Objective: Each entry must be given again exactly; images do not belong in the copy.

Records for processing:
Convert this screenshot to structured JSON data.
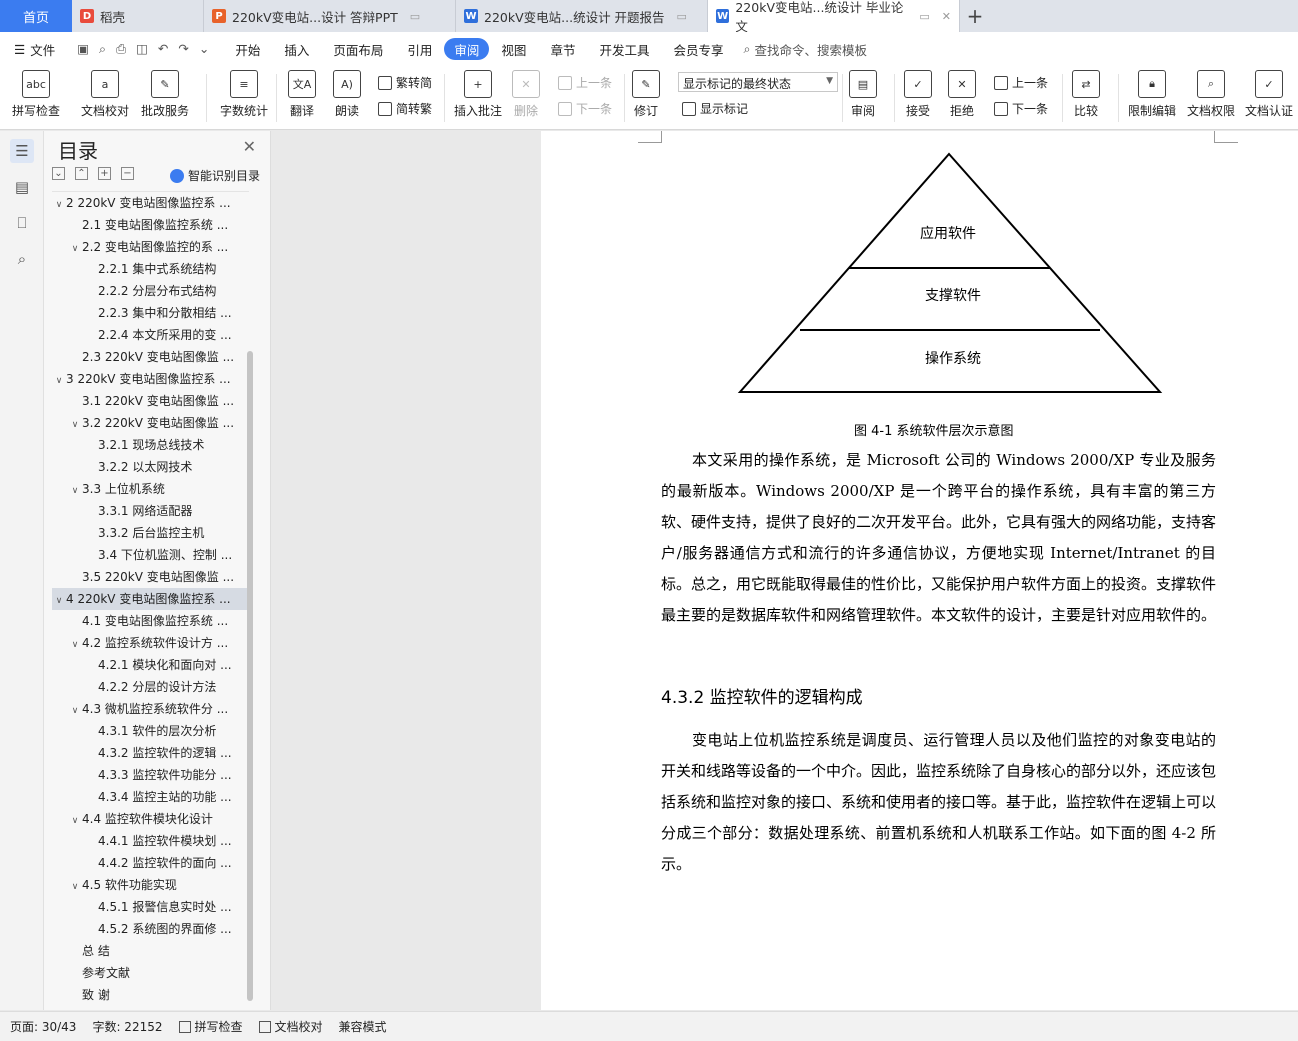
{
  "tabs": {
    "home": "首页",
    "items": [
      {
        "label": "稻壳",
        "icon": "daoke-icon",
        "color": "#e94b3c"
      },
      {
        "label": "220kV变电站...设计 答辩PPT",
        "icon": "ppt-icon",
        "color": "#e8622a"
      },
      {
        "label": "220kV变电站...统设计 开题报告",
        "icon": "word-icon",
        "color": "#2f6fdb"
      },
      {
        "label": "220kV变电站...统设计 毕业论文",
        "icon": "word-icon",
        "color": "#2f6fdb"
      }
    ],
    "add": "+"
  },
  "menu": {
    "file": "文件",
    "items": [
      "开始",
      "插入",
      "页面布局",
      "引用",
      "审阅",
      "视图",
      "章节",
      "开发工具",
      "会员专享"
    ],
    "active": "审阅",
    "search": "查找命令、搜索模板"
  },
  "ribbon": {
    "spell": "拼写检查",
    "proof": "文档校对",
    "batch": "批改服务",
    "wordcount": "字数统计",
    "translate": "翻译",
    "read": "朗读",
    "trad": "繁转简",
    "simp": "简转繁",
    "insert_comment": "插入批注",
    "delete": "删除",
    "prev_comment": "上一条",
    "next_comment": "下一条",
    "revise": "修订",
    "markup_state": "显示标记的最终状态",
    "show_markup": "显示标记",
    "review": "审阅",
    "accept": "接受",
    "reject": "拒绝",
    "prev": "上一条",
    "next": "下一条",
    "compare": "比较",
    "restrict": "限制编辑",
    "permission": "文档权限",
    "certify": "文档认证"
  },
  "toc": {
    "title": "目录",
    "smart": "智能识别目录",
    "items": [
      {
        "text": "2 220kV 变电站图像监控系 ...",
        "level": 1,
        "caret": "v"
      },
      {
        "text": "2.1  变电站图像监控系统 ...",
        "level": 2,
        "caret": ""
      },
      {
        "text": "2.2  变电站图像监控的系 ...",
        "level": 2,
        "caret": "v"
      },
      {
        "text": "2.2.1  集中式系统结构",
        "level": 3,
        "caret": ""
      },
      {
        "text": "2.2.2  分层分布式结构",
        "level": 3,
        "caret": ""
      },
      {
        "text": "2.2.3  集中和分散相结 ...",
        "level": 3,
        "caret": ""
      },
      {
        "text": "2.2.4  本文所采用的变 ...",
        "level": 3,
        "caret": ""
      },
      {
        "text": "2.3 220kV 变电站图像监 ...",
        "level": 2,
        "caret": ""
      },
      {
        "text": "3 220kV 变电站图像监控系 ...",
        "level": 1,
        "caret": "v"
      },
      {
        "text": "3.1 220kV 变电站图像监 ...",
        "level": 2,
        "caret": ""
      },
      {
        "text": "3.2 220kV 变电站图像监 ...",
        "level": 2,
        "caret": "v"
      },
      {
        "text": "3.2.1  现场总线技术",
        "level": 3,
        "caret": ""
      },
      {
        "text": "3.2.2  以太网技术",
        "level": 3,
        "caret": ""
      },
      {
        "text": "3.3  上位机系统",
        "level": 2,
        "caret": "v"
      },
      {
        "text": "3.3.1  网络适配器",
        "level": 3,
        "caret": ""
      },
      {
        "text": "3.3.2  后台监控主机",
        "level": 3,
        "caret": ""
      },
      {
        "text": "3.4  下位机监测、控制 ...",
        "level": 3,
        "caret": ""
      },
      {
        "text": "3.5 220kV 变电站图像监 ...",
        "level": 2,
        "caret": ""
      },
      {
        "text": "4 220kV 变电站图像监控系 ...",
        "level": 1,
        "caret": "v",
        "active": true
      },
      {
        "text": "4.1  变电站图像监控系统 ...",
        "level": 2,
        "caret": ""
      },
      {
        "text": "4.2  监控系统软件设计方 ...",
        "level": 2,
        "caret": "v"
      },
      {
        "text": "4.2.1  模块化和面向对 ...",
        "level": 3,
        "caret": ""
      },
      {
        "text": "4.2.2  分层的设计方法",
        "level": 3,
        "caret": ""
      },
      {
        "text": "4.3  微机监控系统软件分 ...",
        "level": 2,
        "caret": "v"
      },
      {
        "text": "4.3.1  软件的层次分析",
        "level": 3,
        "caret": ""
      },
      {
        "text": "4.3.2  监控软件的逻辑 ...",
        "level": 3,
        "caret": ""
      },
      {
        "text": "4.3.3  监控软件功能分 ...",
        "level": 3,
        "caret": ""
      },
      {
        "text": "4.3.4  监控主站的功能 ...",
        "level": 3,
        "caret": ""
      },
      {
        "text": "4.4  监控软件模块化设计",
        "level": 2,
        "caret": "v"
      },
      {
        "text": "4.4.1  监控软件模块划 ...",
        "level": 3,
        "caret": ""
      },
      {
        "text": "4.4.2  监控软件的面向 ...",
        "level": 3,
        "caret": ""
      },
      {
        "text": "4.5  软件功能实现",
        "level": 2,
        "caret": "v"
      },
      {
        "text": "4.5.1  报警信息实时处 ...",
        "level": 3,
        "caret": ""
      },
      {
        "text": "4.5.2  系统图的界面修 ...",
        "level": 3,
        "caret": ""
      },
      {
        "text": "总    结",
        "level": 0,
        "caret": ""
      },
      {
        "text": "参考文献",
        "level": 0,
        "caret": ""
      },
      {
        "text": "致    谢",
        "level": 0,
        "caret": ""
      }
    ]
  },
  "doc": {
    "pyramid": {
      "top": "应用软件",
      "middle": "支撑软件",
      "bottom": "操作系统"
    },
    "caption": "图 4-1  系统软件层次示意图",
    "para1": "本文采用的操作系统，是 Microsoft 公司的 Windows 2000/XP 专业及服务的最新版本。Windows 2000/XP 是一个跨平台的操作系统，具有丰富的第三方软、硬件支持，提供了良好的二次开发平台。此外，它具有强大的网络功能，支持客户/服务器通信方式和流行的许多通信协议，方便地实现 Internet/Intranet 的目标。总之，用它既能取得最佳的性价比，又能保护用户软件方面上的投资。支撑软件最主要的是数据库软件和网络管理软件。本文软件的设计，主要是针对应用软件的。",
    "heading": "4.3.2  监控软件的逻辑构成",
    "para2": "变电站上位机监控系统是调度员、运行管理人员以及他们监控的对象变电站的开关和线路等设备的一个中介。因此，监控系统除了自身核心的部分以外，还应该包括系统和监控对象的接口、系统和使用者的接口等。基于此，监控软件在逻辑上可以分成三个部分：数据处理系统、前置机系统和人机联系工作站。如下面的图 4-2 所示。"
  },
  "status": {
    "page": "页面: 30/43",
    "words": "字数: 22152",
    "spell": "拼写检查",
    "proof": "文档校对",
    "compat": "兼容模式"
  }
}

The response:
Convert this screenshot to structured JSON data.
{
  "tabs": {
    "home": "首页",
    "items": [
      {
        "label": "稻壳",
        "icon": "daoke-icon",
        "color": "#e94b3c"
      },
      {
        "label": "220kV变电站...设计 答辩PPT",
        "icon": "ppt-icon",
        "color": "#e8622a"
      },
      {
        "label": "220kV变电站...统设计 开题报告",
        "icon": "word-icon",
        "color": "#2f6fdb"
      },
      {
        "label": "220kV变电站...统设计 毕业论文",
        "icon": "word-icon",
        "color": "#2f6fdb"
      }
    ],
    "add": "+"
  },
  "menu": {
    "file": "文件",
    "items": [
      "开始",
      "插入",
      "页面布局",
      "引用",
      "审阅",
      "视图",
      "章节",
      "开发工具",
      "会员专享"
    ],
    "active": "审阅",
    "search": "查找命令、搜索模板"
  },
  "ribbon": {
    "spell": "拼写检查",
    "proof": "文档校对",
    "batch": "批改服务",
    "wordcount": "字数统计",
    "translate": "翻译",
    "read": "朗读",
    "trad": "繁转简",
    "simp": "简转繁",
    "insert_comment": "插入批注",
    "delete": "删除",
    "prev_comment": "上一条",
    "next_comment": "下一条",
    "revise": "修订",
    "markup_state": "显示标记的最终状态",
    "show_markup": "显示标记",
    "review": "审阅",
    "accept": "接受",
    "reject": "拒绝",
    "prev": "上一条",
    "next": "下一条",
    "compare": "比较",
    "restrict": "限制编辑",
    "permission": "文档权限",
    "certify": "文档认证"
  },
  "toc": {
    "title": "目录",
    "smart": "智能识别目录",
    "items": [
      {
        "text": "2 220kV 变电站图像监控系 ...",
        "level": 1,
        "caret": "v"
      },
      {
        "text": "2.1  变电站图像监控系统 ...",
        "level": 2,
        "caret": ""
      },
      {
        "text": "2.2  变电站图像监控的系 ...",
        "level": 2,
        "caret": "v"
      },
      {
        "text": "2.2.1  集中式系统结构",
        "level": 3,
        "caret": ""
      },
      {
        "text": "2.2.2  分层分布式结构",
        "level": 3,
        "caret": ""
      },
      {
        "text": "2.2.3  集中和分散相结 ...",
        "level": 3,
        "caret": ""
      },
      {
        "text": "2.2.4  本文所采用的变 ...",
        "level": 3,
        "caret": ""
      },
      {
        "text": "2.3 220kV 变电站图像监 ...",
        "level": 2,
        "caret": ""
      },
      {
        "text": "3 220kV 变电站图像监控系 ...",
        "level": 1,
        "caret": "v"
      },
      {
        "text": "3.1 220kV 变电站图像监 ...",
        "level": 2,
        "caret": ""
      },
      {
        "text": "3.2 220kV 变电站图像监 ...",
        "level": 2,
        "caret": "v"
      },
      {
        "text": "3.2.1  现场总线技术",
        "level": 3,
        "caret": ""
      },
      {
        "text": "3.2.2  以太网技术",
        "level": 3,
        "caret": ""
      },
      {
        "text": "3.3  上位机系统",
        "level": 2,
        "caret": "v"
      },
      {
        "text": "3.3.1  网络适配器",
        "level": 3,
        "caret": ""
      },
      {
        "text": "3.3.2  后台监控主机",
        "level": 3,
        "caret": ""
      },
      {
        "text": "3.4  下位机监测、控制 ...",
        "level": 3,
        "caret": ""
      },
      {
        "text": "3.5 220kV 变电站图像监 ...",
        "level": 2,
        "caret": ""
      },
      {
        "text": "4 220kV 变电站图像监控系 ...",
        "level": 1,
        "caret": "v",
        "active": true
      },
      {
        "text": "4.1  变电站图像监控系统 ...",
        "level": 2,
        "caret": ""
      },
      {
        "text": "4.2  监控系统软件设计方 ...",
        "level": 2,
        "caret": "v"
      },
      {
        "text": "4.2.1  模块化和面向对 ...",
        "level": 3,
        "caret": ""
      },
      {
        "text": "4.2.2  分层的设计方法",
        "level": 3,
        "caret": ""
      },
      {
        "text": "4.3  微机监控系统软件分 ...",
        "level": 2,
        "caret": "v"
      },
      {
        "text": "4.3.1  软件的层次分析",
        "level": 3,
        "caret": ""
      },
      {
        "text": "4.3.2  监控软件的逻辑 ...",
        "level": 3,
        "caret": ""
      },
      {
        "text": "4.3.3  监控软件功能分 ...",
        "level": 3,
        "caret": ""
      },
      {
        "text": "4.3.4  监控主站的功能 ...",
        "level": 3,
        "caret": ""
      },
      {
        "text": "4.4  监控软件模块化设计",
        "level": 2,
        "caret": "v"
      },
      {
        "text": "4.4.1  监控软件模块划 ...",
        "level": 3,
        "caret": ""
      },
      {
        "text": "4.4.2  监控软件的面向 ...",
        "level": 3,
        "caret": ""
      },
      {
        "text": "4.5  软件功能实现",
        "level": 2,
        "caret": "v"
      },
      {
        "text": "4.5.1  报警信息实时处 ...",
        "level": 3,
        "caret": ""
      },
      {
        "text": "4.5.2  系统图的界面修 ...",
        "level": 3,
        "caret": ""
      },
      {
        "text": "总    结",
        "level": 0,
        "caret": ""
      },
      {
        "text": "参考文献",
        "level": 0,
        "caret": ""
      },
      {
        "text": "致    谢",
        "level": 0,
        "caret": ""
      }
    ]
  },
  "doc": {
    "pyramid": {
      "top": "应用软件",
      "middle": "支撑软件",
      "bottom": "操作系统"
    },
    "caption": "图 4-1  系统软件层次示意图",
    "para1": "本文采用的操作系统，是 Microsoft 公司的 Windows 2000/XP 专业及服务的最新版本。Windows 2000/XP 是一个跨平台的操作系统，具有丰富的第三方软、硬件支持，提供了良好的二次开发平台。此外，它具有强大的网络功能，支持客户/服务器通信方式和流行的许多通信协议，方便地实现 Internet/Intranet 的目标。总之，用它既能取得最佳的性价比，又能保护用户软件方面上的投资。支撑软件最主要的是数据库软件和网络管理软件。本文软件的设计，主要是针对应用软件的。",
    "heading": "4.3.2  监控软件的逻辑构成",
    "para2": "变电站上位机监控系统是调度员、运行管理人员以及他们监控的对象变电站的开关和线路等设备的一个中介。因此，监控系统除了自身核心的部分以外，还应该包括系统和监控对象的接口、系统和使用者的接口等。基于此，监控软件在逻辑上可以分成三个部分：数据处理系统、前置机系统和人机联系工作站。如下面的图 4-2 所示。"
  },
  "status": {
    "page": "页面: 30/43",
    "words": "字数: 22152",
    "spell": "拼写检查",
    "proof": "文档校对",
    "compat": "兼容模式"
  }
}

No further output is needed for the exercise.